→ **WHAT YOU SHOULD DO**: Repeat the lines below exactly as they appear, but leave out the images.

→ **MATERIAL PROVIDED**:

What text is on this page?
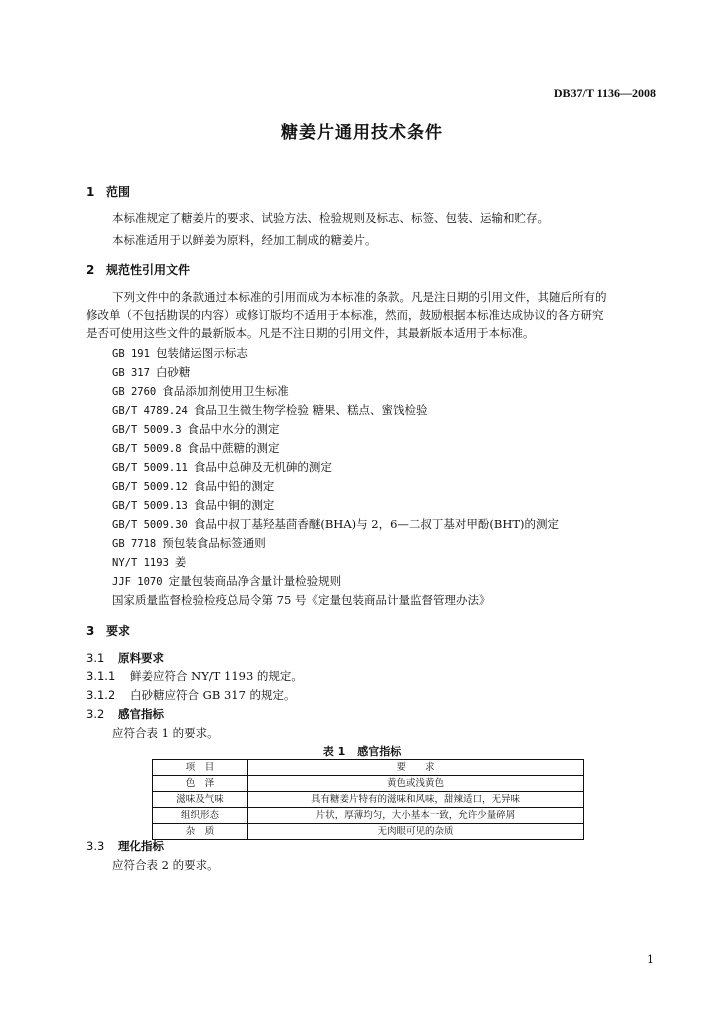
DB37/T 1136—2008
糖姜片通用技术条件
1 范围
本标准规定了糖姜片的要求、试验方法、检验规则及标志、标签、包装、运输和贮存。
本标准适用于以鲜姜为原料，经加工制成的糖姜片。
2 规范性引用文件
下列文件中的条款通过本标准的引用而成为本标准的条款。凡是注日期的引用文件，其随后所有的
修改单（不包括勘误的内容）或修订版均不适用于本标准，然而，鼓励根据本标准达成协议的各方研究
是否可使用这些文件的最新版本。凡是不注日期的引用文件，其最新版本适用于本标准。
GB 191 包装储运图示标志
GB 317 白砂糖
GB 2760 食品添加剂使用卫生标准
GB/T 4789.24 食品卫生微生物学检验 糖果、糕点、蜜饯检验
GB/T 5009.3 食品中水分的测定
GB/T 5009.8 食品中蔗糖的测定
GB/T 5009.11 食品中总砷及无机砷的测定
GB/T 5009.12 食品中铅的测定
GB/T 5009.13 食品中铜的测定
GB/T 5009.30 食品中叔丁基羟基茴香醚(BHA)与 2，6—二叔丁基对甲酚(BHT)的测定
GB 7718 预包装食品标签通则
NY/T 1193 姜
JJF 1070 定量包装商品净含量计量检验规则
国家质量监督检验检疫总局令第 75 号《定量包装商品计量监督管理办法》
3 要求
3.1 原料要求
3.1.1 鲜姜应符合 NY/T 1193 的规定。
3.1.2 白砂糖应符合 GB 317 的规定。
3.2 感官指标
应符合表 1 的要求。
表 1 感官指标
项　目	要　　求
色　泽	黄色或浅黄色
滋味及气味	具有糖姜片特有的滋味和风味，甜辣适口，无异味
组织形态	片状，厚薄均匀，大小基本一致，允许少量碎屑
杂　质	无肉眼可见的杂质
3.3 理化指标
应符合表 2 的要求。
1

→ **OUTPUT**:
What text is on this page?
DB37/T 1136—2008
糖姜片通用技术条件
1 范围
本标准规定了糖姜片的要求、试验方法、检验规则及标志、标签、包装、运输和贮存。
本标准适用于以鲜姜为原料，经加工制成的糖姜片。
2 规范性引用文件
下列文件中的条款通过本标准的引用而成为本标准的条款。凡是注日期的引用文件，其随后所有的
修改单（不包括勘误的内容）或修订版均不适用于本标准，然而，鼓励根据本标准达成协议的各方研究
是否可使用这些文件的最新版本。凡是不注日期的引用文件，其最新版本适用于本标准。
GB 191 包装储运图示标志
GB 317 白砂糖
GB 2760 食品添加剂使用卫生标准
GB/T 4789.24 食品卫生微生物学检验 糖果、糕点、蜜饯检验
GB/T 5009.3 食品中水分的测定
GB/T 5009.8 食品中蔗糖的测定
GB/T 5009.11 食品中总砷及无机砷的测定
GB/T 5009.12 食品中铅的测定
GB/T 5009.13 食品中铜的测定
GB/T 5009.30 食品中叔丁基羟基茴香醚(BHA)与 2，6—二叔丁基对甲酚(BHT)的测定
GB 7718 预包装食品标签通则
NY/T 1193 姜
JJF 1070 定量包装商品净含量计量检验规则
国家质量监督检验检疫总局令第 75 号《定量包装商品计量监督管理办法》
3 要求
3.1 原料要求
3.1.1 鲜姜应符合 NY/T 1193 的规定。
3.1.2 白砂糖应符合 GB 317 的规定。
3.2 感官指标
应符合表 1 的要求。
表 1 感官指标
项　目	要　　求
色　泽	黄色或浅黄色
滋味及气味	具有糖姜片特有的滋味和风味，甜辣适口，无异味
组织形态	片状，厚薄均匀，大小基本一致，允许少量碎屑
杂　质	无肉眼可见的杂质
3.3 理化指标
应符合表 2 的要求。
1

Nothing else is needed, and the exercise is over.